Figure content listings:
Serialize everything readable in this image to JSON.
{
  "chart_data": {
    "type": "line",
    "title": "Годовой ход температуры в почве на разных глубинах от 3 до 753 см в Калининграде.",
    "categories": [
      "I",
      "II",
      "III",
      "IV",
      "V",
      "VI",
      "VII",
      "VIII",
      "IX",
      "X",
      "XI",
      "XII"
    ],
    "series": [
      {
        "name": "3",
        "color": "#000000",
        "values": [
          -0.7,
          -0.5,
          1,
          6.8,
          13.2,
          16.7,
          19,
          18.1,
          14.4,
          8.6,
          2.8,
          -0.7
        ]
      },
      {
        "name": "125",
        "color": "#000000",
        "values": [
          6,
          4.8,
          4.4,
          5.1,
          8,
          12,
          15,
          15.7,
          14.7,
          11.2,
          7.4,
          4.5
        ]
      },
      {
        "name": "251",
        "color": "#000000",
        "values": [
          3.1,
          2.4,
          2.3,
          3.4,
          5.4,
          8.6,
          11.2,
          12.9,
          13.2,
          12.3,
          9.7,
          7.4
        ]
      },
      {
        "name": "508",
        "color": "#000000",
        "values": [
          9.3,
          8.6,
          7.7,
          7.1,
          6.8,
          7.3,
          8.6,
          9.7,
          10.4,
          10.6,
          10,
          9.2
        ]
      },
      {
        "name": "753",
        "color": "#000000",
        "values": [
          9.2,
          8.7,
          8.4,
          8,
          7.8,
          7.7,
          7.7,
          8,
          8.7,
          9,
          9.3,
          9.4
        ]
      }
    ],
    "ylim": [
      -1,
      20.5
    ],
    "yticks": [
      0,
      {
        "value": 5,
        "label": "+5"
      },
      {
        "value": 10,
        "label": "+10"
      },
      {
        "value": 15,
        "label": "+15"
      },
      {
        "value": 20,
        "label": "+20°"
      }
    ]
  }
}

* **Your goal**
Type out all of the material again, word for word.

* **Problem solution**
Serialize everything readable in this image to JSON.
{
  "chart_data": {
    "type": "line",
    "title": "Годовой ход температуры в почве на разных глубинах от 3 до 753 см в Калининграде.",
    "categories": [
      "I",
      "II",
      "III",
      "IV",
      "V",
      "VI",
      "VII",
      "VIII",
      "IX",
      "X",
      "XI",
      "XII"
    ],
    "series": [
      {
        "name": "3",
        "color": "#000000",
        "values": [
          -0.7,
          -0.5,
          1,
          6.8,
          13.2,
          16.7,
          19,
          18.1,
          14.4,
          8.6,
          2.8,
          -0.7
        ]
      },
      {
        "name": "125",
        "color": "#000000",
        "values": [
          6,
          4.8,
          4.4,
          5.1,
          8,
          12,
          15,
          15.7,
          14.7,
          11.2,
          7.4,
          4.5
        ]
      },
      {
        "name": "251",
        "color": "#000000",
        "values": [
          3.1,
          2.4,
          2.3,
          3.4,
          5.4,
          8.6,
          11.2,
          12.9,
          13.2,
          12.3,
          9.7,
          7.4
        ]
      },
      {
        "name": "508",
        "color": "#000000",
        "values": [
          9.3,
          8.6,
          7.7,
          7.1,
          6.8,
          7.3,
          8.6,
          9.7,
          10.4,
          10.6,
          10,
          9.2
        ]
      },
      {
        "name": "753",
        "color": "#000000",
        "values": [
          9.2,
          8.7,
          8.4,
          8,
          7.8,
          7.7,
          7.7,
          8,
          8.7,
          9,
          9.3,
          9.4
        ]
      }
    ],
    "ylim": [
      -1,
      20.5
    ],
    "yticks": [
      0,
      {
        "value": 5,
        "label": "+5"
      },
      {
        "value": 10,
        "label": "+10"
      },
      {
        "value": 15,
        "label": "+15"
      },
      {
        "value": 20,
        "label": "+20°"
      }
    ]
  }
}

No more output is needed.